Problème court:
D'après l'article sur les pipes Dunhill, en quelle année Alfred Dunhill ouvrit-il un bureau de tabac ?

Texte extrait:
***
Pipe Dunhill : comparaison entre hier et aujourd'hui

par David Field, traduction de Jean-Daniel Chambaz

21/05/07



En tant que collectionneur, amateur et revendeur principal de pipes Dunhill, j'entends, encore et encore, des commentaires au sujet des mérites comparatifs des pipes plus anciennes et des modèles plus récents. La plupart des discussions portent sur la qualité de la bruyère et la douceur de la fumée. J'entends des commentaires tels que le "j'aime mes vieilles Dunhill, mais ces nouvelles… je ne sais pas."

Les gens que je considère très bien informés au sujet de la bruyère du XXème siècle jurent que, de loin, la fumée la plus douce vient de ces pipes Dunhill qui portent un numéro de brevet (d'avant 1955), ils ne fumeront pas même celles faites après 1968, qu'ils considèrent être de qualité inférieure.

Le commerce des pipes estates a suivi la même tendance – les Dunhill patent imposent un prix plus élevé que celles faites de 1955 à 1968, et un prix plus élevé encore que celles fabriquées après 1968.

En raison de la mystique entourant les anciennes pipes Dunhill, il est nécessaire d'explorer les faits derrière le "mythe". Ceci, cher lecteur, est le but de cet article.

Regardons un peu d'histoire à propos de la pipe Dunhill - de ses débuts à la production de nos jours. Alfred Dunhill était un bonhomme plutôt inventif, ayant mené une entreprise de fabrication de harnais à l'âge de la voiture en la transformant en fabrique d'accessoires pour l'automobile, et puis en travaillant en tant que "consultant en matière de brevets". Quand il ouvrit un bureau de tabac en 1907, il ne savait rien de plus que l'ordinaire des pipes, du tabac, et de l'art de le mélanger. Son esprit curieux l'incita à écouter les souhaits de ses clients et à essayer alors différentes méthodes pour les satisfaire. Au début de 1910, Dunhill était prêt à offrir sa propre marque de pipes comme alternative à celles provenant de France, qui étaient fortement vernies, ce qui obstruait les pores de la bruyère. Ces premières pipes étaient de deux conceptions internes distinctes: une suivait la conception française, qui est la conception standard actuelle, sans filtre; l'autre, la pipe "absorbal", utilisait un filtre circulaire en cellulose qui était poussé dans la tige de la pie, creusée à cet effet. Il est intéressant de noter ici que ces premières pipes de Dunhill, ainsi que toutes les pipes Dunhill faites jusqu'en 1919, avaient des têtes tournées en France, et étaient alors finies à Londres par la société Dunhill.
***
(Enregistrements des limites des éléments)
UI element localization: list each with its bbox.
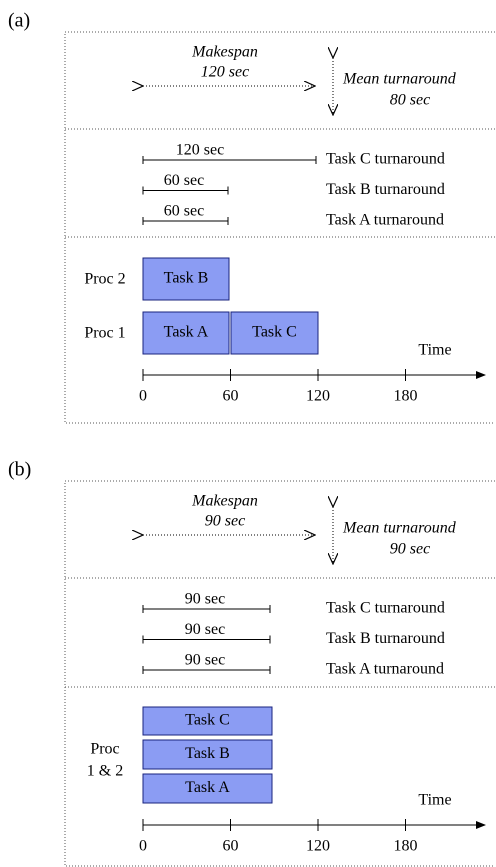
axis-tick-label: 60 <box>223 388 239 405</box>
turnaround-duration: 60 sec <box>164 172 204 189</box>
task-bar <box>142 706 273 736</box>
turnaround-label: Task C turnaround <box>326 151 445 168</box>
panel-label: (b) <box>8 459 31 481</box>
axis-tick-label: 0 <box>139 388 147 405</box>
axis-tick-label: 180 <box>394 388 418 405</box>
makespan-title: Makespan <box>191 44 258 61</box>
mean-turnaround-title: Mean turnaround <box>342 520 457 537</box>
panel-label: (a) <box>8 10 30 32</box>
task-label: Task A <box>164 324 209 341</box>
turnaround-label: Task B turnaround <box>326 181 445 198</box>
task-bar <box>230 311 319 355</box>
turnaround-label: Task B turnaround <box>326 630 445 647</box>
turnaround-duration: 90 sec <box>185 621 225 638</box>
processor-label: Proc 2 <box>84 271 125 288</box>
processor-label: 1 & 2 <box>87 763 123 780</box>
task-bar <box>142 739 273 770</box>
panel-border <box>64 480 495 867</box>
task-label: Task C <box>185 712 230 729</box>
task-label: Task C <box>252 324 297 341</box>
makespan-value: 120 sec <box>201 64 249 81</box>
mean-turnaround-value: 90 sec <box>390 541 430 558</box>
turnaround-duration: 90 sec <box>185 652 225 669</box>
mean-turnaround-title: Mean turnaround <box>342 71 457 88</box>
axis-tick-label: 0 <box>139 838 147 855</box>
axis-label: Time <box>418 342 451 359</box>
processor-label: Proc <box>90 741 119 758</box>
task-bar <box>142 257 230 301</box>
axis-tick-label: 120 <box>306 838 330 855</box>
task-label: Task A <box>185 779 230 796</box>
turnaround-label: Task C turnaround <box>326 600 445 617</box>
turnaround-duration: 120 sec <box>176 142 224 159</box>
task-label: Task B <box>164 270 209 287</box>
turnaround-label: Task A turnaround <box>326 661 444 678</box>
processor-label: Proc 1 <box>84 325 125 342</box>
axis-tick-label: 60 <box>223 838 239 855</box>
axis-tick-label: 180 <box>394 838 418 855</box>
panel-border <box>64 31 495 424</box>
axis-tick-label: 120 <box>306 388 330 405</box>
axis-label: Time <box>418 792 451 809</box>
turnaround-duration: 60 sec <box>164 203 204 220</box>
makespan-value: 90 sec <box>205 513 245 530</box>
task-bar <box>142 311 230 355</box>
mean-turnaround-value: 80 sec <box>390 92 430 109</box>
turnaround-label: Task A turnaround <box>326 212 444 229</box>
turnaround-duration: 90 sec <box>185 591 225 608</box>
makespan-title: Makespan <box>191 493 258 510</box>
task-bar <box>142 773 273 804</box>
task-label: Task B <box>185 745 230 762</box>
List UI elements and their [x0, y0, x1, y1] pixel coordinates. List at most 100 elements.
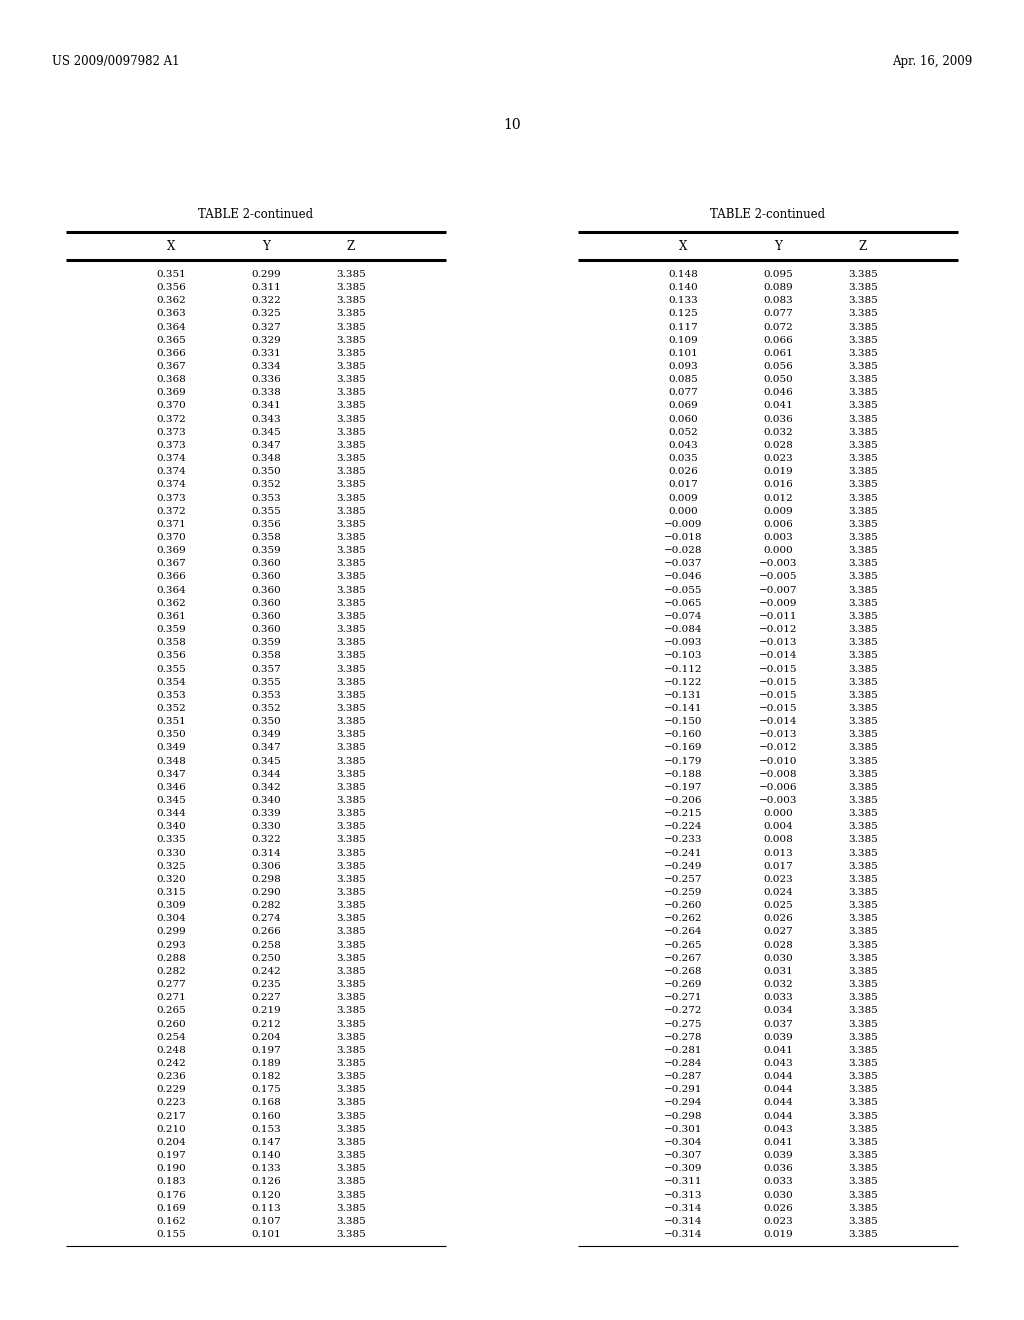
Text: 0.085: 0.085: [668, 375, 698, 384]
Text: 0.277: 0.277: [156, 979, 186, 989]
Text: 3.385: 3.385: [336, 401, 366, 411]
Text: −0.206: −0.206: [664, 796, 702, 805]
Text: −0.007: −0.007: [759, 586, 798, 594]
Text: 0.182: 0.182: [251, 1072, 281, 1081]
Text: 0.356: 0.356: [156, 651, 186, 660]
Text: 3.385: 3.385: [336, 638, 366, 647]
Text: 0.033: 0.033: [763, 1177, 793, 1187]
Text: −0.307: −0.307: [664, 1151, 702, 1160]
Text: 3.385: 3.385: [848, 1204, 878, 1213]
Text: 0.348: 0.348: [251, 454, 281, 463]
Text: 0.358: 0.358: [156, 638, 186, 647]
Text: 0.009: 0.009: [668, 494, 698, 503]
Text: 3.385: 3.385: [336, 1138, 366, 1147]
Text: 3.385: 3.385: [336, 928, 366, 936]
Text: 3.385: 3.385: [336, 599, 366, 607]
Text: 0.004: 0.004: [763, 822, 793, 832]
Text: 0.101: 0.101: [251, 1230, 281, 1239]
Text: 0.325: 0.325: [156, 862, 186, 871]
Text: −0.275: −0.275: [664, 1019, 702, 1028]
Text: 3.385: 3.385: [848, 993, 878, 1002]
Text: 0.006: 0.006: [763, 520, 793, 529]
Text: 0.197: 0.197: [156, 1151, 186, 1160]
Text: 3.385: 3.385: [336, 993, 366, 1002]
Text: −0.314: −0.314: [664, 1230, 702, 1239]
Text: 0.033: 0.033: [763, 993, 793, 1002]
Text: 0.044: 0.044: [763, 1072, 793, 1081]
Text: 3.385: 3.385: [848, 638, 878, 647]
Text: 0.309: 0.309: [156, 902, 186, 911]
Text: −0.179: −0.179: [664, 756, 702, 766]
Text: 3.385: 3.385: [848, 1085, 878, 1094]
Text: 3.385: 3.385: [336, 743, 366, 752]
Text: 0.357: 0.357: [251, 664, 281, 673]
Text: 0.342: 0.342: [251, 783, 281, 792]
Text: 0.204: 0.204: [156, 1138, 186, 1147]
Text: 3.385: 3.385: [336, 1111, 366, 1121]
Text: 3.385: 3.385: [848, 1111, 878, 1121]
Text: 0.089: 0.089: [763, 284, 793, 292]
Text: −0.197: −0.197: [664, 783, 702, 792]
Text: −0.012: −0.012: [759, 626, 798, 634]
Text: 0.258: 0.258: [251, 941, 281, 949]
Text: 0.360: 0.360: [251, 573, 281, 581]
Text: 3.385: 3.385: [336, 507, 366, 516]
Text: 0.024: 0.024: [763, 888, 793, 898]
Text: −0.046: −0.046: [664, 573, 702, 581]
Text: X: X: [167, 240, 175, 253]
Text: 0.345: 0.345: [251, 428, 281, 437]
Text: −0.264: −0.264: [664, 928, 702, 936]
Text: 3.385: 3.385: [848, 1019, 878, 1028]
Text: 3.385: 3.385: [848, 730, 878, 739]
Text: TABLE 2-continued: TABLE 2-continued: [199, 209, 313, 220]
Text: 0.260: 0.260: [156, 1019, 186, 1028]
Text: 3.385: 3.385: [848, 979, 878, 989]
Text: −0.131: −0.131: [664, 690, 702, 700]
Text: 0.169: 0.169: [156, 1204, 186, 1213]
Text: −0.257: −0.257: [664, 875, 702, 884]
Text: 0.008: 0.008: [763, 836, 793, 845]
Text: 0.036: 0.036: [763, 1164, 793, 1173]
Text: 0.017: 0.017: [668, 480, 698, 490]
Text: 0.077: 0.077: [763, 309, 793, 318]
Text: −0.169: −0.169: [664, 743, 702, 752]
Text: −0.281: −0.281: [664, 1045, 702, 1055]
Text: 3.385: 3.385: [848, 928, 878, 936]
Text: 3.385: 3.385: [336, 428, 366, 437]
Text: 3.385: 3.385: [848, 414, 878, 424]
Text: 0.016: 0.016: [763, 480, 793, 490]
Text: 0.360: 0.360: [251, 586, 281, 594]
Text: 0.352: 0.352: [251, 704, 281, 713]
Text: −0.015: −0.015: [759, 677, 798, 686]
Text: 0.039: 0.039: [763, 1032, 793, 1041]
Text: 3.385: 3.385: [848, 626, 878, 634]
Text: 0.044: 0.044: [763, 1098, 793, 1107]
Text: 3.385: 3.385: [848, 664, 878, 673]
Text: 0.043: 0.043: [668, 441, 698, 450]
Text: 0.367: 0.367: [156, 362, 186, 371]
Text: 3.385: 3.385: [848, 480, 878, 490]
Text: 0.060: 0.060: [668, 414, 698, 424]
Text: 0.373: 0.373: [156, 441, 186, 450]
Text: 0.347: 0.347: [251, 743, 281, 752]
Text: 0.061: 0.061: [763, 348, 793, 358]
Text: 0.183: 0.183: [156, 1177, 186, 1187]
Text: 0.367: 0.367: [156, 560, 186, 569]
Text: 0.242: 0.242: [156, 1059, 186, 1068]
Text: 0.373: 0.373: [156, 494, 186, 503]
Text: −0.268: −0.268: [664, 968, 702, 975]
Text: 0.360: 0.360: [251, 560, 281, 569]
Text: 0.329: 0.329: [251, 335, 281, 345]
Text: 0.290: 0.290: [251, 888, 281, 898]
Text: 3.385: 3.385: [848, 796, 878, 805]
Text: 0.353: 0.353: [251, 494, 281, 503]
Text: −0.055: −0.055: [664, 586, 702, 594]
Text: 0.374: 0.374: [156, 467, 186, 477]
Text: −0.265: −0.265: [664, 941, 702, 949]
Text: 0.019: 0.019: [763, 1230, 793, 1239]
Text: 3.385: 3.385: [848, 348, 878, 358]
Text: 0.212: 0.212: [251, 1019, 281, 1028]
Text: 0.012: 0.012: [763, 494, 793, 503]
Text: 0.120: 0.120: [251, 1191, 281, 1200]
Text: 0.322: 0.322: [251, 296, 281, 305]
***
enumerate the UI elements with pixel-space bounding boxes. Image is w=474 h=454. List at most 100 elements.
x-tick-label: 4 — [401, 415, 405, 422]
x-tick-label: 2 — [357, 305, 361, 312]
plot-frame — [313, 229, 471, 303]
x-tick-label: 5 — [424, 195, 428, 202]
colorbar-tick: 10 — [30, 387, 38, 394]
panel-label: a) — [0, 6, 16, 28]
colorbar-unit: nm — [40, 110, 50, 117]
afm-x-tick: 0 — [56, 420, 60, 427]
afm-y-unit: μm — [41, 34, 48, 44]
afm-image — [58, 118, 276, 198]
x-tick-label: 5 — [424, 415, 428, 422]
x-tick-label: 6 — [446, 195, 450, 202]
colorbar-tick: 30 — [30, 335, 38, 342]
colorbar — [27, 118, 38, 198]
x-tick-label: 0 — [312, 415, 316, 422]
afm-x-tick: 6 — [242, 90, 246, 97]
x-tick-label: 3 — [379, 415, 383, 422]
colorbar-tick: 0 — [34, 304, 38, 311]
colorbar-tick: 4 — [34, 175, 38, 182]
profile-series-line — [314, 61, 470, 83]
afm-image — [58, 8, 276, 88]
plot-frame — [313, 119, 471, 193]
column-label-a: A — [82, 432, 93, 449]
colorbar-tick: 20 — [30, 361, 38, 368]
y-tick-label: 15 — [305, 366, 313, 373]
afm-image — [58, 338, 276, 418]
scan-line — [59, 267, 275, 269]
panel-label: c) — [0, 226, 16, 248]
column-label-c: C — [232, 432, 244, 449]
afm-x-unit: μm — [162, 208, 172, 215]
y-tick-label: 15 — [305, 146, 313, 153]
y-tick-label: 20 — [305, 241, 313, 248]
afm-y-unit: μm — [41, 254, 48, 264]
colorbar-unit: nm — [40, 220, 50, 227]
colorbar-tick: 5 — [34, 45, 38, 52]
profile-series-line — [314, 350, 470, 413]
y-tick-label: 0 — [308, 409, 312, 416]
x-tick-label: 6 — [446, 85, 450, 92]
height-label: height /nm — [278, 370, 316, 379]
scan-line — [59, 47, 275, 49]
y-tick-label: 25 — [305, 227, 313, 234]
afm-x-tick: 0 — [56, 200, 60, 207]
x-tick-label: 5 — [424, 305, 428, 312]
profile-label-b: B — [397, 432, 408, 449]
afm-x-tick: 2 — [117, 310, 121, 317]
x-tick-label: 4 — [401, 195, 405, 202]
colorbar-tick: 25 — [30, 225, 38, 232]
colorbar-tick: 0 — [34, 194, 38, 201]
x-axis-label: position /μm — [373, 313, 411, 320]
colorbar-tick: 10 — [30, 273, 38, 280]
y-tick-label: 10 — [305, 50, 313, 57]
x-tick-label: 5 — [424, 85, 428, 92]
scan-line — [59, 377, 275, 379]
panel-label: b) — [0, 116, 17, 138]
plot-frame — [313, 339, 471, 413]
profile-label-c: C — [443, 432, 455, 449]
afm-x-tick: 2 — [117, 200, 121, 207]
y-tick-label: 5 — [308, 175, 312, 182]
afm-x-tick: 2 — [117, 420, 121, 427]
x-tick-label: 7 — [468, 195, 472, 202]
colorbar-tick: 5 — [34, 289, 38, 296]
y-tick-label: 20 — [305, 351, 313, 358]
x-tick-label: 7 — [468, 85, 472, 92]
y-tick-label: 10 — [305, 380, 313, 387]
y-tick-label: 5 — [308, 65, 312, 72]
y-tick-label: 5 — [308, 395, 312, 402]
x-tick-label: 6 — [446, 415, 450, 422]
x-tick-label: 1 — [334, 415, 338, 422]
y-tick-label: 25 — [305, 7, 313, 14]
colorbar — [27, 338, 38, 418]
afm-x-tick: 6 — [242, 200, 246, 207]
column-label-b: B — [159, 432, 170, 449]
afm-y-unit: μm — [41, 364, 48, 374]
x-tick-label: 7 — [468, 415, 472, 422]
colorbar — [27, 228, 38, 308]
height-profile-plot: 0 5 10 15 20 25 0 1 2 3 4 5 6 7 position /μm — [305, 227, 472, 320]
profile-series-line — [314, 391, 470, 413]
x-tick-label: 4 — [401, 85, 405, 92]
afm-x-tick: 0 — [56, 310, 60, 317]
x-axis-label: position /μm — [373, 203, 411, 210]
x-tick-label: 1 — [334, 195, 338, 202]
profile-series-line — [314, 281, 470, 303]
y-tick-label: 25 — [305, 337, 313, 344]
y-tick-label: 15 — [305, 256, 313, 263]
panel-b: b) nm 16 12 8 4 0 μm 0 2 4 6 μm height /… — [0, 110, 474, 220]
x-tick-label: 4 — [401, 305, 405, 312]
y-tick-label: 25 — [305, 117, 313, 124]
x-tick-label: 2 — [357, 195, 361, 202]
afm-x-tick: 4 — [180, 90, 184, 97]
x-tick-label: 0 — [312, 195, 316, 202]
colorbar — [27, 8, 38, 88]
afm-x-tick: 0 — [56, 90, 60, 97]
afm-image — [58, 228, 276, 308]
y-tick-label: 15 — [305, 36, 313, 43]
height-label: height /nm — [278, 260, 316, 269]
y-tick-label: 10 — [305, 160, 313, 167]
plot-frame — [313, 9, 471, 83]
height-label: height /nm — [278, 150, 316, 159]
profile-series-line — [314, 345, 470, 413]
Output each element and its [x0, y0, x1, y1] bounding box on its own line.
***
Solution du problème:
En 1907.